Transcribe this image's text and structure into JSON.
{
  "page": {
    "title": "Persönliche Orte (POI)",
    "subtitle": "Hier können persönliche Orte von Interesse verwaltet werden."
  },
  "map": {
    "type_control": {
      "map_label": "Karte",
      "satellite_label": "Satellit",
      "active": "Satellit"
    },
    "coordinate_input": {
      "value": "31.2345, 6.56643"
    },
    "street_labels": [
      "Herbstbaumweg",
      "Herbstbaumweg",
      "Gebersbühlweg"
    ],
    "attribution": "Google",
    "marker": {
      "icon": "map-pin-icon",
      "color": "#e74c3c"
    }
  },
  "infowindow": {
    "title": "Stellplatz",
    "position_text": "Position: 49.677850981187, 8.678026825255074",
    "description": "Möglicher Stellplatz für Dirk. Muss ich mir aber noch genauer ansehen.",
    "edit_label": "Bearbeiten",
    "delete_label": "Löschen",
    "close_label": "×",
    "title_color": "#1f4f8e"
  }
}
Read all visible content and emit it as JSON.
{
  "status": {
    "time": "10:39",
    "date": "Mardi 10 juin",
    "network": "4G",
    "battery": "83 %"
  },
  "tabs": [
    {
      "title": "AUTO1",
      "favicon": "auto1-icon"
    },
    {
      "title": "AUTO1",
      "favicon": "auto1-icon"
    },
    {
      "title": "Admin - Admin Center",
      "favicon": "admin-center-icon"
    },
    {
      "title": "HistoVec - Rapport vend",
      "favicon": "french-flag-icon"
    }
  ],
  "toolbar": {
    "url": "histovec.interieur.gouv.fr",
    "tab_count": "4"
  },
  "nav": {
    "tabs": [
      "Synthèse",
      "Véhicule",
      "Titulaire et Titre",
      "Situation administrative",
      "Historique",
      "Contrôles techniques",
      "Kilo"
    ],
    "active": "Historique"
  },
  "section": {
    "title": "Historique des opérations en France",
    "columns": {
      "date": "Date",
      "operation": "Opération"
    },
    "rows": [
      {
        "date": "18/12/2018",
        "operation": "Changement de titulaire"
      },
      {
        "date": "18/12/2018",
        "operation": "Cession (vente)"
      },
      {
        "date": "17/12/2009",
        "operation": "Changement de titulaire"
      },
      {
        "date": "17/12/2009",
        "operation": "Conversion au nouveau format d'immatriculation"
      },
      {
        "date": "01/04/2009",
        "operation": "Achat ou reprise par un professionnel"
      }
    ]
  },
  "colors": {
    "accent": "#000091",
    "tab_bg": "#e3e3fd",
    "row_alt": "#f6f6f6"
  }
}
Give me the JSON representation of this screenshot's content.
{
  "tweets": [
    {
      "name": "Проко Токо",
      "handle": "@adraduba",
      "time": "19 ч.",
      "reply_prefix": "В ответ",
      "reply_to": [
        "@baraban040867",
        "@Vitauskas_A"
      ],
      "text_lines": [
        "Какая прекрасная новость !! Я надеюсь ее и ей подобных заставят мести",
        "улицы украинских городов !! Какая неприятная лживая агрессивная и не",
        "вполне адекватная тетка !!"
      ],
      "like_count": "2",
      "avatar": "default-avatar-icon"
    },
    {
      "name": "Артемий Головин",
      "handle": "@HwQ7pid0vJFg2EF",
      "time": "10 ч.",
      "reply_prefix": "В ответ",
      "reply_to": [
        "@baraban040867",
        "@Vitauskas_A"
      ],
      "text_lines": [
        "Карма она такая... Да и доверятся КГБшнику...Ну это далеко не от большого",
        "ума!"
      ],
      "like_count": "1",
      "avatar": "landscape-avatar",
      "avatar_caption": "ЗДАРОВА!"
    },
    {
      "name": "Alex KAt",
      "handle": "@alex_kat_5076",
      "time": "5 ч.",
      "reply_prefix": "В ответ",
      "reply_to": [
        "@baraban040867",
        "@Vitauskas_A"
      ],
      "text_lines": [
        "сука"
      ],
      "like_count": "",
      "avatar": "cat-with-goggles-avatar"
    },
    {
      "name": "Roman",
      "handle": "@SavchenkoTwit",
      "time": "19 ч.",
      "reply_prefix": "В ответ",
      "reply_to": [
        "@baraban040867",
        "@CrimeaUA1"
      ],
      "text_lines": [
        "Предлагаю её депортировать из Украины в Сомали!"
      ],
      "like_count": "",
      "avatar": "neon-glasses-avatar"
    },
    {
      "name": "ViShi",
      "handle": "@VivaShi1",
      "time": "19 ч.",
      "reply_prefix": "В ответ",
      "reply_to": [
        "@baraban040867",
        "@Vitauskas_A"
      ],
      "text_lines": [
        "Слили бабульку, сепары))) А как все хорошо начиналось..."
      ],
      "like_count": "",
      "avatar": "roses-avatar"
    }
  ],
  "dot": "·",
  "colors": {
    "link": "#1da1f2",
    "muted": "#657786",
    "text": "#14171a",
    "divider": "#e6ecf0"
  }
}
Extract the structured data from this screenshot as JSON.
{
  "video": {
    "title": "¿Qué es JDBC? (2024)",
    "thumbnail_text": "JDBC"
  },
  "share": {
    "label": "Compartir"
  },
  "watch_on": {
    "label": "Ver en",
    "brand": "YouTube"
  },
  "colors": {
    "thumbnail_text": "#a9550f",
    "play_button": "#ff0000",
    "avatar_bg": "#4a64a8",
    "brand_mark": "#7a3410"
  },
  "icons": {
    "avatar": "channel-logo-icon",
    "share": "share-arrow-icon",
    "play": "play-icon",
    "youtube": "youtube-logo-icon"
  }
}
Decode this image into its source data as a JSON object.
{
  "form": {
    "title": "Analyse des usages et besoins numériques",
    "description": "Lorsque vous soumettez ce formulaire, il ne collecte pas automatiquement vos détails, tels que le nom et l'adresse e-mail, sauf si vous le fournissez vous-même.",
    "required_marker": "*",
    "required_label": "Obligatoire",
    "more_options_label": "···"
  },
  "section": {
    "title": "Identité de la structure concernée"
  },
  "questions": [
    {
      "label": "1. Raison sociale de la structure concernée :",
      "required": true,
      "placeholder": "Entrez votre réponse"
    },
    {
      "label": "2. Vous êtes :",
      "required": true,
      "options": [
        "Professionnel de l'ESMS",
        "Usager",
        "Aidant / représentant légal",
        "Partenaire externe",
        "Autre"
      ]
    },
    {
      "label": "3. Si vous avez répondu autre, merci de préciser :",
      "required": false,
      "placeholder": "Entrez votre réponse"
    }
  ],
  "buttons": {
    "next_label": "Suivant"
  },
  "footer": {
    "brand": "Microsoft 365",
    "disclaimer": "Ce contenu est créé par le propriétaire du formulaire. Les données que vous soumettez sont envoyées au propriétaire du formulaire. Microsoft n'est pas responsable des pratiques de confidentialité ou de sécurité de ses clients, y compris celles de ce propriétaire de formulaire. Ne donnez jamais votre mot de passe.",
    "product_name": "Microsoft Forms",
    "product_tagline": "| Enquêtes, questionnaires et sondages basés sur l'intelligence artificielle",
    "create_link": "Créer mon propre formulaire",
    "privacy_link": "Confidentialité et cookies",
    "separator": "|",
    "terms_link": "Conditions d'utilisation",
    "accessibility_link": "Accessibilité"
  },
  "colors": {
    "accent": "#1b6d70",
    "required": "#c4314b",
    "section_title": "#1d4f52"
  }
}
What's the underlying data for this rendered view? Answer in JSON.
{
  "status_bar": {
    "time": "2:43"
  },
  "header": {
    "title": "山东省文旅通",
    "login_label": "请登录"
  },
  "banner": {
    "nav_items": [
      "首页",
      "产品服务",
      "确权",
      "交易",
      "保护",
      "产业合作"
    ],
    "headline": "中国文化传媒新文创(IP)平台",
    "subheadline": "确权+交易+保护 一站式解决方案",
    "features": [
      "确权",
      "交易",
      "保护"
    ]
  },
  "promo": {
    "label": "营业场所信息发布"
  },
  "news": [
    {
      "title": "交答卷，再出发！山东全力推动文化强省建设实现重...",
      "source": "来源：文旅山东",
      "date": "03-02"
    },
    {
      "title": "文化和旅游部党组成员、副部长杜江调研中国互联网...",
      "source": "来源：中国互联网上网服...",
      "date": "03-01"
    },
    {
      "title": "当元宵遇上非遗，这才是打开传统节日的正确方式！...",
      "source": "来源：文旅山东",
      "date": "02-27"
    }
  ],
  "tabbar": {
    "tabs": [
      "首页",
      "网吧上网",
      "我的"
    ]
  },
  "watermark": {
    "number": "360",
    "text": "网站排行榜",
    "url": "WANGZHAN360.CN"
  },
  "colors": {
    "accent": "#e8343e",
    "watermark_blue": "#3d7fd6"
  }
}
● ● ● ● ●
State the count of lines in the data holding the word "Какая", adding nothing to it.

Answer to the task — 2